[Exercise description]
Copy out each line exactly as it appears.

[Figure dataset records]

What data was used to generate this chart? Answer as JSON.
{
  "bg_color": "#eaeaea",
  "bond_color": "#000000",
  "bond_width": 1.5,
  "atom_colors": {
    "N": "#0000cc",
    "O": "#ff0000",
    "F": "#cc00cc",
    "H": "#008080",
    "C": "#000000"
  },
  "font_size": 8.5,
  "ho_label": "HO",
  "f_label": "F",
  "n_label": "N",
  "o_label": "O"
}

[Complete response]
What data was used to generate this chart? Answer as JSON.
{
  "bg_color": "#eaeaea",
  "bond_color": "#000000",
  "bond_width": 1.5,
  "atom_colors": {
    "N": "#0000cc",
    "O": "#ff0000",
    "F": "#cc00cc",
    "H": "#008080",
    "C": "#000000"
  },
  "font_size": 8.5,
  "ho_label": "HO",
  "f_label": "F",
  "n_label": "N",
  "o_label": "O"
}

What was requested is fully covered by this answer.